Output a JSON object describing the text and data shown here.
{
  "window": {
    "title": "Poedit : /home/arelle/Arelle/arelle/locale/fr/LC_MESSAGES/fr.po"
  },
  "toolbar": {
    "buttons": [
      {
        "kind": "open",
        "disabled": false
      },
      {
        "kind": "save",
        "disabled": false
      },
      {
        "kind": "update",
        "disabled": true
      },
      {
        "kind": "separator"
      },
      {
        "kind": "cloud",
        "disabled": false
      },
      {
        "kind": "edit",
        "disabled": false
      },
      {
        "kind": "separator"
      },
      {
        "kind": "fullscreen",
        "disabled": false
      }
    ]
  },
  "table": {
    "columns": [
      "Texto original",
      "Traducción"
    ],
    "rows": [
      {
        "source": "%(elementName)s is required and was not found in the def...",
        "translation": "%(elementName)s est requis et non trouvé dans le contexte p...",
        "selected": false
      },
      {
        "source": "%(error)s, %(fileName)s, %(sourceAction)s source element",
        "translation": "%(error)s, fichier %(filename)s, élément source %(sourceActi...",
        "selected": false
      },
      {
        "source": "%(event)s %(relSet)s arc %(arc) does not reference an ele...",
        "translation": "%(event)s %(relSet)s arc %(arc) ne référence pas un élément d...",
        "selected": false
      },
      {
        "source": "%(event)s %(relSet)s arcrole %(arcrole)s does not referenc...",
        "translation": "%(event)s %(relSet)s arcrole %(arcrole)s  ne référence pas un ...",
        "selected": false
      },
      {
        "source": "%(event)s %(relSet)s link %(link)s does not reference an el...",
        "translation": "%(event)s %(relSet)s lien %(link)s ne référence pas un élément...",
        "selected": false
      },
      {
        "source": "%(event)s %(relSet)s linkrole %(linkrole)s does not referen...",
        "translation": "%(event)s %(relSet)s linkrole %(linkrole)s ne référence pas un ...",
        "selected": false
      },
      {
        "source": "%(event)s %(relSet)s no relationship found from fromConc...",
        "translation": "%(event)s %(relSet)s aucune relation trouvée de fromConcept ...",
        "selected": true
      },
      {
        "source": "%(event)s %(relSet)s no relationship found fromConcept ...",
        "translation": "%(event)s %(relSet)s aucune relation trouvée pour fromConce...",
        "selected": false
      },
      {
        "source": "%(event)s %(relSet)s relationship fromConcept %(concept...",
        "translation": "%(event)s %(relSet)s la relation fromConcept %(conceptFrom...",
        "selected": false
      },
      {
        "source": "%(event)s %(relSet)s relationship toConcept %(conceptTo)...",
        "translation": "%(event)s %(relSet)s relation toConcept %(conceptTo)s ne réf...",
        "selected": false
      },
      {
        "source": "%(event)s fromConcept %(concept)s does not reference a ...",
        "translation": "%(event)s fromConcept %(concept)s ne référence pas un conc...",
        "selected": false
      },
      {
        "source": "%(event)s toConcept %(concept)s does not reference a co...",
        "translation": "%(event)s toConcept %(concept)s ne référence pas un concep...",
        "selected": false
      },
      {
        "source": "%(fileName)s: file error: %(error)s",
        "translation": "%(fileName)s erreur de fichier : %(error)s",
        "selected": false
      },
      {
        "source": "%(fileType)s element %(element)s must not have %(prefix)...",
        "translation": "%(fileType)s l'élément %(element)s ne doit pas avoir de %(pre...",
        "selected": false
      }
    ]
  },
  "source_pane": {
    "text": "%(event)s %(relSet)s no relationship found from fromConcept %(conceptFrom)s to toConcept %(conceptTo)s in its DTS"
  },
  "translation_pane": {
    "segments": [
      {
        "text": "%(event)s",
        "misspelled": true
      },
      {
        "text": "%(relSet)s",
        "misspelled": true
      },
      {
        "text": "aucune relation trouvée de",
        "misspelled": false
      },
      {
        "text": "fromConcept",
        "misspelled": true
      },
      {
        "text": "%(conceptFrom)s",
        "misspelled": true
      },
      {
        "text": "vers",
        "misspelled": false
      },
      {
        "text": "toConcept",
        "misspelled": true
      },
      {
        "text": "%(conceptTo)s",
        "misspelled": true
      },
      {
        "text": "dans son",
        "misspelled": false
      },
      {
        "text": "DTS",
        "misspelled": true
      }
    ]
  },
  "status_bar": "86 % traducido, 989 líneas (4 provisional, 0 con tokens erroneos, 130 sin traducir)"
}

....

Take the entries and copy them out exactly.

# Exercise output
Output a JSON object describing the text and data shown here.
{
  "window": {
    "title": "Poedit : /home/arelle/Arelle/arelle/locale/fr/LC_MESSAGES/fr.po"
  },
  "toolbar": {
    "buttons": [
      {
        "kind": "open",
        "disabled": false
      },
      {
        "kind": "save",
        "disabled": false
      },
      {
        "kind": "update",
        "disabled": true
      },
      {
        "kind": "separator"
      },
      {
        "kind": "cloud",
        "disabled": false
      },
      {
        "kind": "edit",
        "disabled": false
      },
      {
        "kind": "separator"
      },
      {
        "kind": "fullscreen",
        "disabled": false
      }
    ]
  },
  "table": {
    "columns": [
      "Texto original",
      "Traducción"
    ],
    "rows": [
      {
        "source": "%(elementName)s is required and was not found in the def...",
        "translation": "%(elementName)s est requis et non trouvé dans le contexte p...",
        "selected": false
      },
      {
        "source": "%(error)s, %(fileName)s, %(sourceAction)s source element",
        "translation": "%(error)s, fichier %(filename)s, élément source %(sourceActi...",
        "selected": false
      },
      {
        "source": "%(event)s %(relSet)s arc %(arc) does not reference an ele...",
        "translation": "%(event)s %(relSet)s arc %(arc) ne référence pas un élément d...",
        "selected": false
      },
      {
        "source": "%(event)s %(relSet)s arcrole %(arcrole)s does not referenc...",
        "translation": "%(event)s %(relSet)s arcrole %(arcrole)s  ne référence pas un ...",
        "selected": false
      },
      {
        "source": "%(event)s %(relSet)s link %(link)s does not reference an el...",
        "translation": "%(event)s %(relSet)s lien %(link)s ne référence pas un élément...",
        "selected": false
      },
      {
        "source": "%(event)s %(relSet)s linkrole %(linkrole)s does not referen...",
        "translation": "%(event)s %(relSet)s linkrole %(linkrole)s ne référence pas un ...",
        "selected": false
      },
      {
        "source": "%(event)s %(relSet)s no relationship found from fromConc...",
        "translation": "%(event)s %(relSet)s aucune relation trouvée de fromConcept ...",
        "selected": true
      },
      {
        "source": "%(event)s %(relSet)s no relationship found fromConcept ...",
        "translation": "%(event)s %(relSet)s aucune relation trouvée pour fromConce...",
        "selected": false
      },
      {
        "source": "%(event)s %(relSet)s relationship fromConcept %(concept...",
        "translation": "%(event)s %(relSet)s la relation fromConcept %(conceptFrom...",
        "selected": false
      },
      {
        "source": "%(event)s %(relSet)s relationship toConcept %(conceptTo)...",
        "translation": "%(event)s %(relSet)s relation toConcept %(conceptTo)s ne réf...",
        "selected": false
      },
      {
        "source": "%(event)s fromConcept %(concept)s does not reference a ...",
        "translation": "%(event)s fromConcept %(concept)s ne référence pas un conc...",
        "selected": false
      },
      {
        "source": "%(event)s toConcept %(concept)s does not reference a co...",
        "translation": "%(event)s toConcept %(concept)s ne référence pas un concep...",
        "selected": false
      },
      {
        "source": "%(fileName)s: file error: %(error)s",
        "translation": "%(fileName)s erreur de fichier : %(error)s",
        "selected": false
      },
      {
        "source": "%(fileType)s element %(element)s must not have %(prefix)...",
        "translation": "%(fileType)s l'élément %(element)s ne doit pas avoir de %(pre...",
        "selected": false
      }
    ]
  },
  "source_pane": {
    "text": "%(event)s %(relSet)s no relationship found from fromConcept %(conceptFrom)s to toConcept %(conceptTo)s in its DTS"
  },
  "translation_pane": {
    "segments": [
      {
        "text": "%(event)s",
        "misspelled": true
      },
      {
        "text": "%(relSet)s",
        "misspelled": true
      },
      {
        "text": "aucune relation trouvée de",
        "misspelled": false
      },
      {
        "text": "fromConcept",
        "misspelled": true
      },
      {
        "text": "%(conceptFrom)s",
        "misspelled": true
      },
      {
        "text": "vers",
        "misspelled": false
      },
      {
        "text": "toConcept",
        "misspelled": true
      },
      {
        "text": "%(conceptTo)s",
        "misspelled": true
      },
      {
        "text": "dans son",
        "misspelled": false
      },
      {
        "text": "DTS",
        "misspelled": true
      }
    ]
  },
  "status_bar": "86 % traducido, 989 líneas (4 provisional, 0 con tokens erroneos, 130 sin traducir)"
}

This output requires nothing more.